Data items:
+===+
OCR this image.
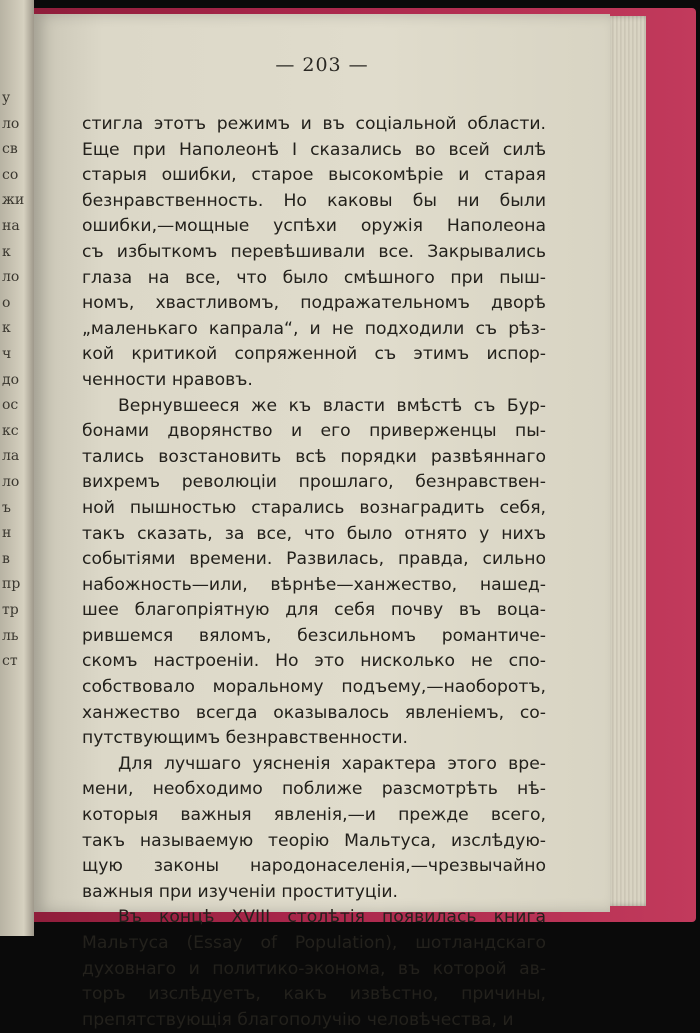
у
ло
св
со
жи
на
к
ло
о
к
ч
до
ос
кс
ла
ло
ъ
н
в
пр
тр
ль
ст
— 203 —
стигла этотъ режимъ и въ соціальной области.
Еще при Наполеонѣ I сказались во всей силѣ
старыя ошибки, старое высокомѣріе и старая
безнравственность. Но каковы бы ни были
ошибки,—мощные успѣхи оружія Наполеона
съ избыткомъ перевѣшивали все. Закрывались
глаза на все, что было смѣшного при пыш-
номъ, хвастливомъ, подражательномъ дворѣ
„маленькаго капрала“, и не подходили съ рѣз-
кой критикой сопряженной съ этимъ испор-
ченности нравовъ.
Вернувшееся же къ власти вмѣстѣ съ Бур-
бонами дворянство и его приверженцы пы-
тались возстановить всѣ порядки развѣяннаго
вихремъ революціи прошлаго, безнравствен-
ной пышностью старались вознаградить себя,
такъ сказать, за все, что было отнято у нихъ
событіями времени. Развилась, правда, сильно
набожность—или, вѣрнѣе—ханжество, нашед-
шее благопріятную для себя почву въ воца-
рившемся вяломъ, безсильномъ романтиче-
скомъ настроеніи. Но это нисколько не спо-
собствовало моральному подъему,—наоборотъ,
ханжество всегда оказывалось явленіемъ, со-
путствующимъ безнравственности.
Для лучшаго уясненія характера этого вре-
мени, необходимо поближе разсмотрѣть нѣ-
которыя важныя явленія,—и прежде всего,
такъ называемую теорію Мальтуса, изслѣдую-
щую законы народонаселенія,—чрезвычайно
важныя при изученіи проституціи.
Въ концѣ XVIII столѣтія появилась книга
Мальтуса (Essay of Population), шотландскаго
духовнаго и политико-эконома, въ которой ав-
торъ изслѣдуетъ, какъ извѣстно, причины,
препятствующія благополучію человѣчества, и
+===+
→ **Directions**:
From the data above, work out how many lines hold "себя". Answer with the number alone.

→ **Result of this task**:
2